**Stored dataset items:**
·····

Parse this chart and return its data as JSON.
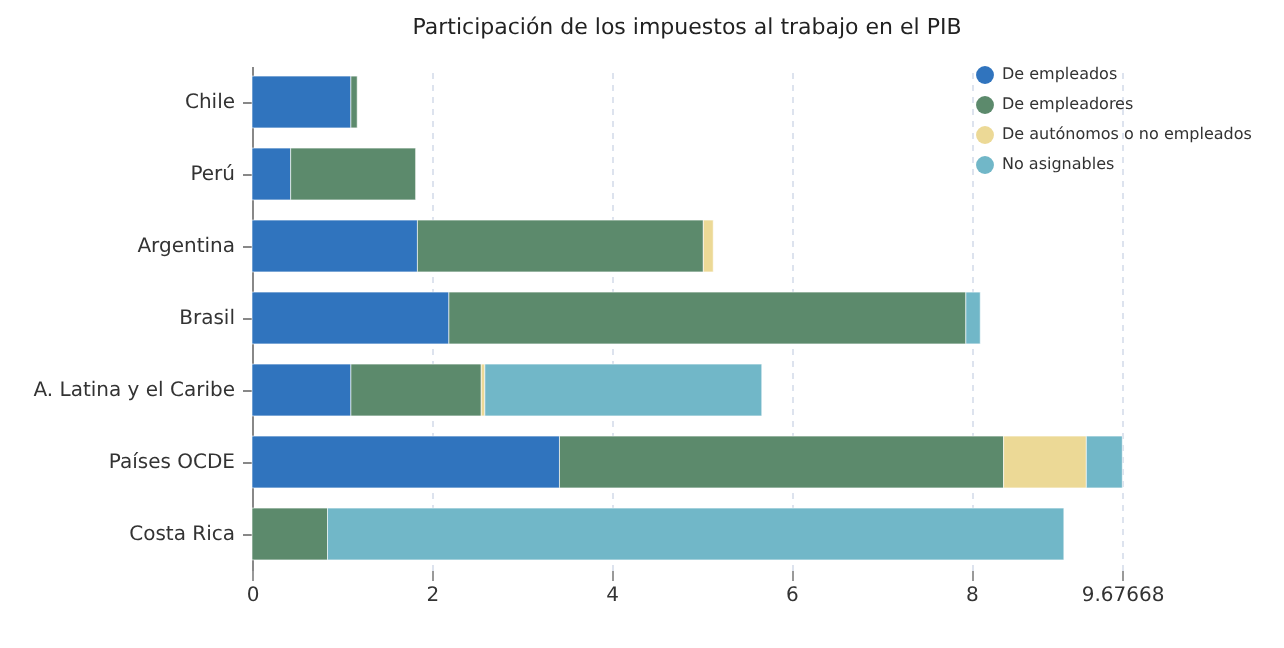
{
  "chart_data": {
    "type": "bar",
    "orientation": "horizontal",
    "stacked": true,
    "title": "Participación de los impuestos al trabajo en el PIB",
    "categories": [
      "Chile",
      "Perú",
      "Argentina",
      "Brasil",
      "A. Latina y el Caribe",
      "Países OCDE",
      "Costa Rica"
    ],
    "series": [
      {
        "name": "De empleados",
        "color": "#3074be",
        "values": [
          1.1,
          0.43,
          1.84,
          2.19,
          1.1,
          3.42,
          null
        ]
      },
      {
        "name": "De empleadores",
        "color": "#5c8a6c",
        "values": [
          0.07,
          1.39,
          3.18,
          5.75,
          1.45,
          4.94,
          0.84
        ]
      },
      {
        "name": "De autónomos o no empleados",
        "color": "#ecd996",
        "values": [
          null,
          null,
          0.11,
          null,
          0.04,
          0.92,
          null
        ]
      },
      {
        "name": "No asignables",
        "color": "#71b7c8",
        "values": [
          null,
          null,
          null,
          0.16,
          3.08,
          0.4,
          8.19
        ]
      }
    ],
    "xlim": [
      0,
      9.67668
    ],
    "xticks": [
      0,
      2,
      4,
      6,
      8,
      9.67668
    ],
    "grid": "x",
    "legend": "top right"
  }
}
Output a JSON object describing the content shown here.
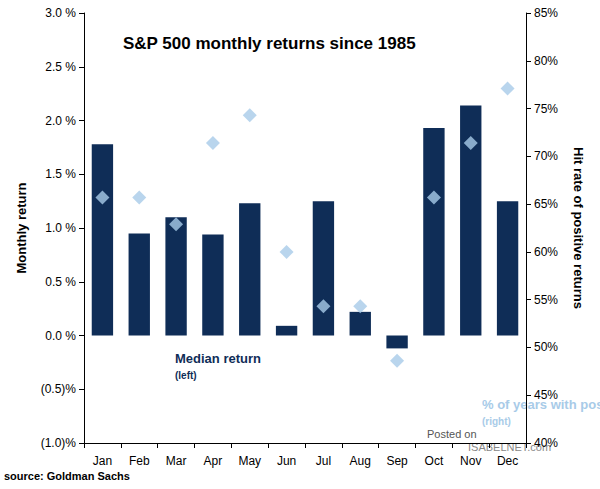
{
  "chart_data": {
    "type": "bar",
    "title": "S&P 500 monthly returns since 1985",
    "categories": [
      "Jan",
      "Feb",
      "Mar",
      "Apr",
      "May",
      "Jun",
      "Jul",
      "Aug",
      "Sep",
      "Oct",
      "Nov",
      "Dec"
    ],
    "series": [
      {
        "name": "Median return",
        "type": "bar",
        "color": "#0f2d57",
        "values": [
          1.78,
          0.95,
          1.1,
          0.94,
          1.23,
          0.09,
          1.25,
          0.22,
          -0.12,
          1.93,
          2.14,
          1.25
        ]
      },
      {
        "name": "% of years with positive return",
        "type": "scatter",
        "marker": "diamond",
        "axis": "y2",
        "color": "#a8cbe8",
        "values": [
          65.7,
          65.7,
          62.9,
          71.4,
          74.3,
          60.0,
          54.3,
          54.3,
          48.6,
          65.7,
          71.4,
          77.1
        ]
      }
    ],
    "annotations": [
      "(left)",
      "(right)"
    ],
    "ylabel": "Monthly return",
    "y2label": "Hit rate of positive returns",
    "ylim": [
      -1.0,
      3.0
    ],
    "yticks": [
      {
        "value": -1.0,
        "label": "(1.0)%"
      },
      {
        "value": -0.5,
        "label": "(0.5)%"
      },
      {
        "value": 0.0,
        "label": "0.0 %"
      },
      {
        "value": 0.5,
        "label": "0.5 %"
      },
      {
        "value": 1.0,
        "label": "1.0 %"
      },
      {
        "value": 1.5,
        "label": "1.5 %"
      },
      {
        "value": 2.0,
        "label": "2.0 %"
      },
      {
        "value": 2.5,
        "label": "2.5 %"
      },
      {
        "value": 3.0,
        "label": "3.0 %"
      }
    ],
    "y2lim": [
      40,
      85
    ],
    "y2ticks": [
      {
        "value": 40,
        "label": "40%"
      },
      {
        "value": 45,
        "label": "45%"
      },
      {
        "value": 50,
        "label": "50%"
      },
      {
        "value": 55,
        "label": "55%"
      },
      {
        "value": 60,
        "label": "60%"
      },
      {
        "value": 65,
        "label": "65%"
      },
      {
        "value": 70,
        "label": "70%"
      },
      {
        "value": 75,
        "label": "75%"
      },
      {
        "value": 80,
        "label": "80%"
      },
      {
        "value": 85,
        "label": "85%"
      }
    ],
    "source": "source: Goldman Sachs",
    "watermark": [
      "Posted on",
      "ISABELNET.com"
    ],
    "grid": false
  }
}
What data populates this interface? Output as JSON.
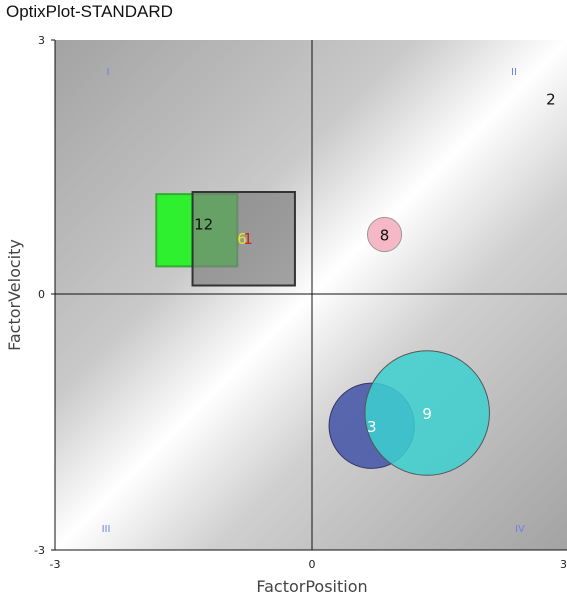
{
  "title": "OptixPlot-STANDARD",
  "chart_data": {
    "type": "scatter",
    "title": "OptixPlot-STANDARD",
    "xlabel": "FactorPosition",
    "ylabel": "FactorVelocity",
    "xlim": [
      -3,
      3
    ],
    "ylim": [
      -3,
      3
    ],
    "xticks": [
      "-3",
      "0",
      "3"
    ],
    "yticks": [
      "-3",
      "0",
      "3"
    ],
    "quadrants": [
      {
        "id": "I",
        "label": "I"
      },
      {
        "id": "II",
        "label": "II"
      },
      {
        "id": "III",
        "label": "III"
      },
      {
        "id": "IV",
        "label": "IV"
      }
    ],
    "rect_points": [
      {
        "label": "12",
        "x": -1.35,
        "y": 0.75,
        "w": 0.95,
        "h": 0.85,
        "fill": "#2ef02e",
        "stroke": "#33aa33",
        "opacity": 1.0,
        "text_color": "#111111"
      },
      {
        "label": "1",
        "x": -0.8,
        "y": 0.65,
        "w": 1.2,
        "h": 1.1,
        "fill": "#7f7f7f",
        "stroke": "#333333",
        "opacity": 0.7,
        "text_color": "#cc2222"
      },
      {
        "label": "6",
        "x": -0.85,
        "y": 0.65,
        "w": 0,
        "h": 0,
        "fill": "none",
        "stroke": "none",
        "opacity": 1.0,
        "text_color": "#e8e820"
      }
    ],
    "bubbles": [
      {
        "label": "2",
        "x": 2.8,
        "y": 2.3,
        "r": 0,
        "fill": "none",
        "stroke": "none",
        "opacity": 1.0,
        "text_color": "#111111"
      },
      {
        "label": "8",
        "x": 0.85,
        "y": 0.7,
        "r": 0.2,
        "fill": "#f5b8c4",
        "stroke": "#999999",
        "opacity": 1.0,
        "text_color": "#111111"
      },
      {
        "label": "3",
        "x": 0.7,
        "y": -1.55,
        "r": 0.5,
        "fill": "#4a5aa8",
        "stroke": "#333366",
        "opacity": 0.9,
        "text_color": "#ffffff"
      },
      {
        "label": "9",
        "x": 1.35,
        "y": -1.4,
        "r": 0.73,
        "fill": "#3cd0d0",
        "stroke": "#555555",
        "opacity": 0.85,
        "text_color": "#ffffff"
      }
    ],
    "grid": false,
    "colors": {
      "background_dark": "#a5a5a5",
      "background_light": "#ffffff",
      "axis": "#111111"
    }
  }
}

·····

**PROBLEM:** Tally the lines of the preceding listing in which the word "fill" appears; state nothing but the total.

**OUTPUT:** 7